> **The task**: Sort through the entries below and pull out lines containing the word "войны".

(Records from a collection)
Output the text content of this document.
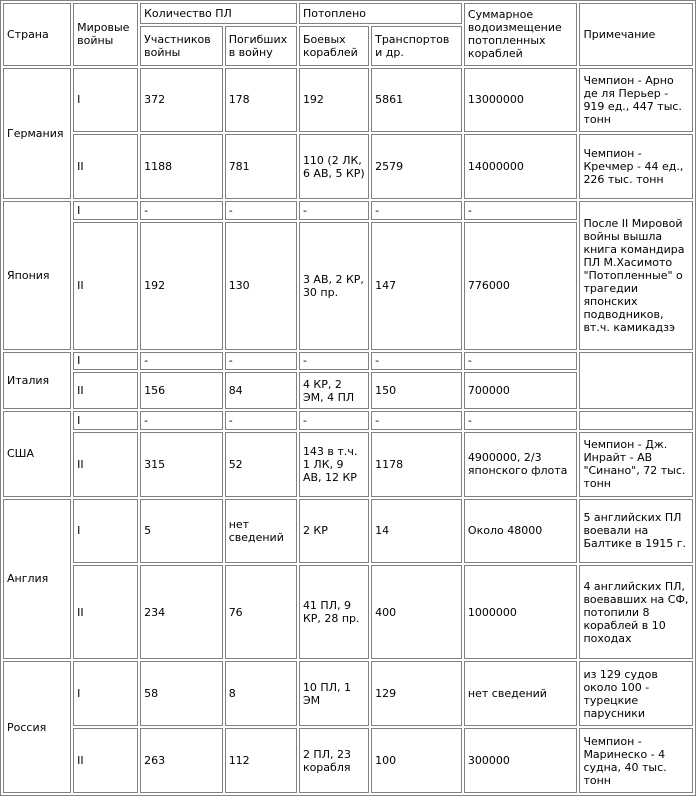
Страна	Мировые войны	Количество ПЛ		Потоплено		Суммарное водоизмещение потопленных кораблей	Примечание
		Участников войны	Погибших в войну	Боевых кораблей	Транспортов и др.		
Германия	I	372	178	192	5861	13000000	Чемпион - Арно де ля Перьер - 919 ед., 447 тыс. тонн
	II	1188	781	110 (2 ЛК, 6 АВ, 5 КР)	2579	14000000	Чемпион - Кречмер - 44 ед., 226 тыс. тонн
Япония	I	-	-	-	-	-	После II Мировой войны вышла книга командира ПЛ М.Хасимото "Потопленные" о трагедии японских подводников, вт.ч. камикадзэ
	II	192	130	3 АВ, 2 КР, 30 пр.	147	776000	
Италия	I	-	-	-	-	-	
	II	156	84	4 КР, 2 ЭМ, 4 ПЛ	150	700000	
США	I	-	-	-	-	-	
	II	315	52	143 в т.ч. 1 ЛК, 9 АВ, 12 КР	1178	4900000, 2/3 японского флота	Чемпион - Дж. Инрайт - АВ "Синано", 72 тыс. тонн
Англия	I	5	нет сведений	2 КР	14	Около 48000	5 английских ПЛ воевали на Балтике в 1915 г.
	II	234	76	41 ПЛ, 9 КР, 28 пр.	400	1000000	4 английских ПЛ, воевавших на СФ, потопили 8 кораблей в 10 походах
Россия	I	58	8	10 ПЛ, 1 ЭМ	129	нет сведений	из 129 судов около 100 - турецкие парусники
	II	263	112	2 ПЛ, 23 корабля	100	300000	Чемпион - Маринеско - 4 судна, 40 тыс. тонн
* * *
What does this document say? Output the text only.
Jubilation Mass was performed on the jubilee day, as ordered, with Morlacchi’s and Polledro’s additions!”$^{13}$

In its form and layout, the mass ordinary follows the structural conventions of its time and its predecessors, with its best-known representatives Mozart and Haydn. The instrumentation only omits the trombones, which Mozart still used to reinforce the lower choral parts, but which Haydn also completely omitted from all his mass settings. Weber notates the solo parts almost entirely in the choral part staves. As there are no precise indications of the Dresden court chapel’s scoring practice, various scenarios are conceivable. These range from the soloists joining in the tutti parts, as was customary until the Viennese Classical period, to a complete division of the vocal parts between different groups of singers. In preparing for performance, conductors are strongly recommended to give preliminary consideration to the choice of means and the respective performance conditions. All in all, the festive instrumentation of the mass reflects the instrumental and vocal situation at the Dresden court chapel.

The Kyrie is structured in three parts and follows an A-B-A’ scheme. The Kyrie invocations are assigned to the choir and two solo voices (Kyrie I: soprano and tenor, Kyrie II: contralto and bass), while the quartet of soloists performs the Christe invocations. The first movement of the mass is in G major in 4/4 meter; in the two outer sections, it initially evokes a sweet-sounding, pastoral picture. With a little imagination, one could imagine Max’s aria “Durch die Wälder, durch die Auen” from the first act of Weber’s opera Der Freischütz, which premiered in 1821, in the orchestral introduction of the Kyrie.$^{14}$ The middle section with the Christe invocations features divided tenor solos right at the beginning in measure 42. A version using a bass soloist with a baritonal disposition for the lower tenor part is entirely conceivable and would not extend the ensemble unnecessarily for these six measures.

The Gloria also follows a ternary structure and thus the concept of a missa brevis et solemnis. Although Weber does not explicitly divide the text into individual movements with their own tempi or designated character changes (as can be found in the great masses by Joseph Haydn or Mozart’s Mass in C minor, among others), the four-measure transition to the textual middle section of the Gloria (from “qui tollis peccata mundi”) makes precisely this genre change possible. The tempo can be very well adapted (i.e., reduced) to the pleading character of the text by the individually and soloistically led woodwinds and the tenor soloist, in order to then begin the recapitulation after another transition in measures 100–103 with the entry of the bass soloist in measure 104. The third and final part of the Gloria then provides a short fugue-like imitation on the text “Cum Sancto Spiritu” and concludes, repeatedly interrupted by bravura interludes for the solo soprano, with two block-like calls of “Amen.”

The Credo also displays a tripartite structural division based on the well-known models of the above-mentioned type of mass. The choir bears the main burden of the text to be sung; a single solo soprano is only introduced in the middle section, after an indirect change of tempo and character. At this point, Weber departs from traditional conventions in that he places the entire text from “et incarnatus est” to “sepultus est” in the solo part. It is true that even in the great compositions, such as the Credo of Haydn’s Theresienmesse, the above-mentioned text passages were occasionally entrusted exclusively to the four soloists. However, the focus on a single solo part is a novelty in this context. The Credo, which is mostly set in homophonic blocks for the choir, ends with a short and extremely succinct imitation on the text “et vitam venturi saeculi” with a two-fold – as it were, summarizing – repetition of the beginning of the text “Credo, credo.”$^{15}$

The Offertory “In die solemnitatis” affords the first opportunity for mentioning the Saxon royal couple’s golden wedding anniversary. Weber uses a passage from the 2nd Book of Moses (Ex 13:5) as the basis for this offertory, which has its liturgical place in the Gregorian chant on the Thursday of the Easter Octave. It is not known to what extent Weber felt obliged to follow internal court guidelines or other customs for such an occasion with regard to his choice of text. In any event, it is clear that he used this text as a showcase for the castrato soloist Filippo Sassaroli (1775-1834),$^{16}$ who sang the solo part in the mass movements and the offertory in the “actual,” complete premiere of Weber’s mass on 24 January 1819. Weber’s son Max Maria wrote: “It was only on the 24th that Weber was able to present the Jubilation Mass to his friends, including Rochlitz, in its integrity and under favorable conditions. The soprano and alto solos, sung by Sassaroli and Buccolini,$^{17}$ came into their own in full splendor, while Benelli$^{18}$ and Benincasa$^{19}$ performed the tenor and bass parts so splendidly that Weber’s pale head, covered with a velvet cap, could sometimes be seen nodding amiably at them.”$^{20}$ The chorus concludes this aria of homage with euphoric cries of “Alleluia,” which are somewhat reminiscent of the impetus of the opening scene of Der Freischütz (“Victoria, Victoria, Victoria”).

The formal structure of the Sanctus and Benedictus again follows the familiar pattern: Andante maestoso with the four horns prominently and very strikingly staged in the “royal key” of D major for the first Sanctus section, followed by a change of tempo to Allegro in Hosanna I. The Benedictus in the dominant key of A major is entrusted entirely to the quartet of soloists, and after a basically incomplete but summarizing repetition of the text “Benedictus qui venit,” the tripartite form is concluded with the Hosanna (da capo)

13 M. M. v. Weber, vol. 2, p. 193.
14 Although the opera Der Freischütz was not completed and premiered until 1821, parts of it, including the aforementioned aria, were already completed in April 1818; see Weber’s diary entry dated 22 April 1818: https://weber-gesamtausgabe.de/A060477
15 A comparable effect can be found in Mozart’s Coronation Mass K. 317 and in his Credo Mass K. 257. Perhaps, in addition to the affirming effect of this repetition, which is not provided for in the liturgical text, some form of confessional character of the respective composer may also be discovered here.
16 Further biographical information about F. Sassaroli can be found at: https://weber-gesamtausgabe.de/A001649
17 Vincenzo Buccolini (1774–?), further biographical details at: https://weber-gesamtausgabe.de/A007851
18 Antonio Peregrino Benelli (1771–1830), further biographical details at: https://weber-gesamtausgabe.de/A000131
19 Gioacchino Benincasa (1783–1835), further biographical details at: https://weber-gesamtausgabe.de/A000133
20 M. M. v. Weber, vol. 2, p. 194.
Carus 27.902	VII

> **Output for this task**:
Страна	Мировые войны	Количество ПЛ		Потоплено		Суммарное водоизмещение потопленных кораблей	Примечание
		Участников войны	Погибших в войну	Боевых кораблей	Транспортов и др.		
Япония	I	-	-	-	-	-	После II Мировой войны вышла книга командира ПЛ М.Хасимото "Потопленные" о трагедии японских подводников, вт.ч. камикадзэ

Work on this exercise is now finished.